Written problem:
The records below are split into lines. How many of those lines contain the string "here"? Reply with the number only.

Data to process:
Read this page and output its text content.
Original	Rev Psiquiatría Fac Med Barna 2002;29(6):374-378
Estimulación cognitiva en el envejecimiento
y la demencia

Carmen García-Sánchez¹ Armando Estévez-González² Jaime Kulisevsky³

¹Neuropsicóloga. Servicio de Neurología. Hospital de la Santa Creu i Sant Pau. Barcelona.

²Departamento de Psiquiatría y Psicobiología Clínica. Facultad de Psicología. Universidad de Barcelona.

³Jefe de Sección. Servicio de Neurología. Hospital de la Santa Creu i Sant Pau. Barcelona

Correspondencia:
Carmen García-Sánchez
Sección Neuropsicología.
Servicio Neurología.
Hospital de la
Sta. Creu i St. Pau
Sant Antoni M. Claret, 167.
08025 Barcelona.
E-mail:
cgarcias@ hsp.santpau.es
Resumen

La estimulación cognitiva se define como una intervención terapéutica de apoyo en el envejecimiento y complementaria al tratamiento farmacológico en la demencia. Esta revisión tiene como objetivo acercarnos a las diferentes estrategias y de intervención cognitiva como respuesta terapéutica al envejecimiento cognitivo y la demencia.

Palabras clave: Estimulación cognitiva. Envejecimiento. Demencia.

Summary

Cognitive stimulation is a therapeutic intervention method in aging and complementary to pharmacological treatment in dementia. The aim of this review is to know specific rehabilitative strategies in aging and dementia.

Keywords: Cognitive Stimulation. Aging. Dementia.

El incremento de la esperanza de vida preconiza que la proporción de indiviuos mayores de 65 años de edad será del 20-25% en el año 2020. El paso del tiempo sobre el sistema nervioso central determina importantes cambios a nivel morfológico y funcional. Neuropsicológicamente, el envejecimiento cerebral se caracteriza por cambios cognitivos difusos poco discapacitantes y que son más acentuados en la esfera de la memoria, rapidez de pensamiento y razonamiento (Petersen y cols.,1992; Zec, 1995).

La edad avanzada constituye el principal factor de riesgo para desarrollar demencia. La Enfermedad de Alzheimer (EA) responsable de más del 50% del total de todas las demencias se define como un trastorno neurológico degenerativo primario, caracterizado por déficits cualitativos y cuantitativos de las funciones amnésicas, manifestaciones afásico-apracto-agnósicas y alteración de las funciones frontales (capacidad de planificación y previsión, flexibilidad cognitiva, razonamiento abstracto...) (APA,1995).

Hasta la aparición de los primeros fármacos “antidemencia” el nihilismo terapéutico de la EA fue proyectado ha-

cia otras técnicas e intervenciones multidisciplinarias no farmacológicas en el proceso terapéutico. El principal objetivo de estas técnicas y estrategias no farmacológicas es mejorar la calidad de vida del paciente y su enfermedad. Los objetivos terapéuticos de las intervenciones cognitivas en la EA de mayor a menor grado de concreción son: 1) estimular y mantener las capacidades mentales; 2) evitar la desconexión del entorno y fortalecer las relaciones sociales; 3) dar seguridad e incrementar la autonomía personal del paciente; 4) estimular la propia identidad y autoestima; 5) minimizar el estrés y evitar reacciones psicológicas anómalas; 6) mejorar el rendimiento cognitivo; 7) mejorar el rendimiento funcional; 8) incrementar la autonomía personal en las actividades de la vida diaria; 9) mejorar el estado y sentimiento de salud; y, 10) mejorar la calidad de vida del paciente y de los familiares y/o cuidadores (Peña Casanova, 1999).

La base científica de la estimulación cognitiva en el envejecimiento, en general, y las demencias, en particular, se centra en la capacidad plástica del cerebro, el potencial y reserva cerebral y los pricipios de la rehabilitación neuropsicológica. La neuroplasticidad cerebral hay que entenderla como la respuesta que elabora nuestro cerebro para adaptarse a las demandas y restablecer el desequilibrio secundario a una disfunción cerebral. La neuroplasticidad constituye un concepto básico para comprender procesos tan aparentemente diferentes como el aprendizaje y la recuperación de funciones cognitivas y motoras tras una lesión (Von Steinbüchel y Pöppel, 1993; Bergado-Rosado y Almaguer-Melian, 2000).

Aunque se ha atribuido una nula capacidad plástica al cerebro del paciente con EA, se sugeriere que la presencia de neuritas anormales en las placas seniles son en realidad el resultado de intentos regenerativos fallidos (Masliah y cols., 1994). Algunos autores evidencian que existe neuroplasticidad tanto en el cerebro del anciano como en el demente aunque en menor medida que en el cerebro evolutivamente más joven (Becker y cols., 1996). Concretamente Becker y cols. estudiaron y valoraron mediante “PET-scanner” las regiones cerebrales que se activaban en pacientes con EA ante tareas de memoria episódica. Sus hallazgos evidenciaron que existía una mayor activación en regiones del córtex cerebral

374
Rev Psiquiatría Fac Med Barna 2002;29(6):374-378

---

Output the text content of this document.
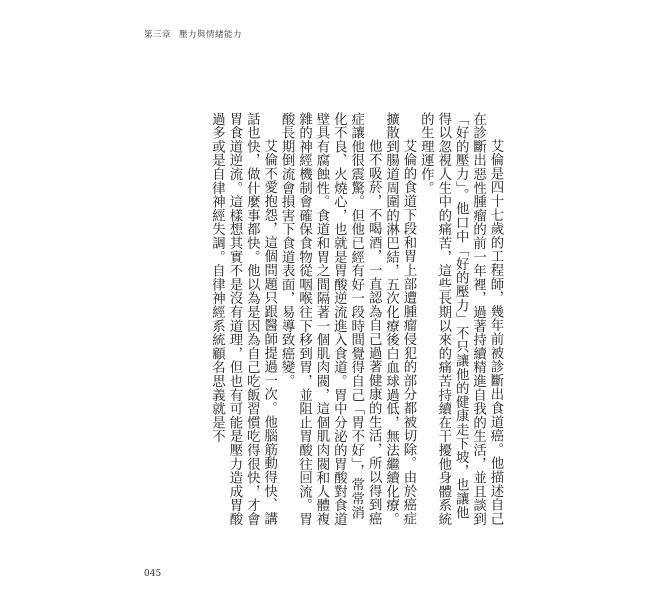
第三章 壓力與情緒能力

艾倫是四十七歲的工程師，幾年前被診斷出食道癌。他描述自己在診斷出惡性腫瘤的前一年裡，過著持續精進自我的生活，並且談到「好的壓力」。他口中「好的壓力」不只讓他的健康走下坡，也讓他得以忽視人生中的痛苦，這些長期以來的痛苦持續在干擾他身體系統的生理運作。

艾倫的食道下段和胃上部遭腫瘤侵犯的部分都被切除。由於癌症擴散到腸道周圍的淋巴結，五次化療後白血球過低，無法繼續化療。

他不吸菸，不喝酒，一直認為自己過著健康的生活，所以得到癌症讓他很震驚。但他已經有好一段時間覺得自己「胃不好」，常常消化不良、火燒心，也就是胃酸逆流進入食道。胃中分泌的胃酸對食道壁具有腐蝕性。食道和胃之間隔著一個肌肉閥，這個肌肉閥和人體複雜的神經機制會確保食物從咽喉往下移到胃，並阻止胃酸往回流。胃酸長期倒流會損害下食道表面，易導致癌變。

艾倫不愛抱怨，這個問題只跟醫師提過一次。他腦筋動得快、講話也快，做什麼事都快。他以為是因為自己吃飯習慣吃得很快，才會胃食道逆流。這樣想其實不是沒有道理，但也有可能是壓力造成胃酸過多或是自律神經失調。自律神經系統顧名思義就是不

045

...

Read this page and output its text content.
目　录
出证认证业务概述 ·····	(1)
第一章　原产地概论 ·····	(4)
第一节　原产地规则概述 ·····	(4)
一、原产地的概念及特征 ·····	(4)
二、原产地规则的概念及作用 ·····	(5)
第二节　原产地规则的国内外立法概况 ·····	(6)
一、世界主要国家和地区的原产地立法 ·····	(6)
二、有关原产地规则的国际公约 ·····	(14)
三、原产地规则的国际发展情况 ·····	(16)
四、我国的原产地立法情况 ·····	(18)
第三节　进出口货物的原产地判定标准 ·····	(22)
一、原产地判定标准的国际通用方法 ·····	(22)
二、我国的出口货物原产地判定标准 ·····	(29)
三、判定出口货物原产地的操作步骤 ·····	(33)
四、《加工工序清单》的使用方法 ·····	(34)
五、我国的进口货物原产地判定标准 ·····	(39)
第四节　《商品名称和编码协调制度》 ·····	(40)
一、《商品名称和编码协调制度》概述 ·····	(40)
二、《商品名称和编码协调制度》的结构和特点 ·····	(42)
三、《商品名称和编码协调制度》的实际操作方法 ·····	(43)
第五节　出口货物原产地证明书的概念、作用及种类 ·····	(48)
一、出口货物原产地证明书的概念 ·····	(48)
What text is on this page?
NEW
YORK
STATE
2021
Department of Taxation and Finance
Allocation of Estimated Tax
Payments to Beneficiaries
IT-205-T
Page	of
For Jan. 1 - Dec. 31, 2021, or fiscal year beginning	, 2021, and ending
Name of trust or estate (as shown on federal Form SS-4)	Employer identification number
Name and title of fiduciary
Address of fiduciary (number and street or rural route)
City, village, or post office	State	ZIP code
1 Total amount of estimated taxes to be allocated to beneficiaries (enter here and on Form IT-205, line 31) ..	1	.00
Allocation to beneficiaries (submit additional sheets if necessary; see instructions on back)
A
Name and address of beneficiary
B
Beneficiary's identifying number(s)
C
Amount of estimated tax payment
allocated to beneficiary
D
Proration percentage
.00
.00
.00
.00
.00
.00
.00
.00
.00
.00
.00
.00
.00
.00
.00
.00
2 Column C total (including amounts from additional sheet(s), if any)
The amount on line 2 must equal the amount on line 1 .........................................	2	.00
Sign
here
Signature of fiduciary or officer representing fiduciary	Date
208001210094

Task result:
2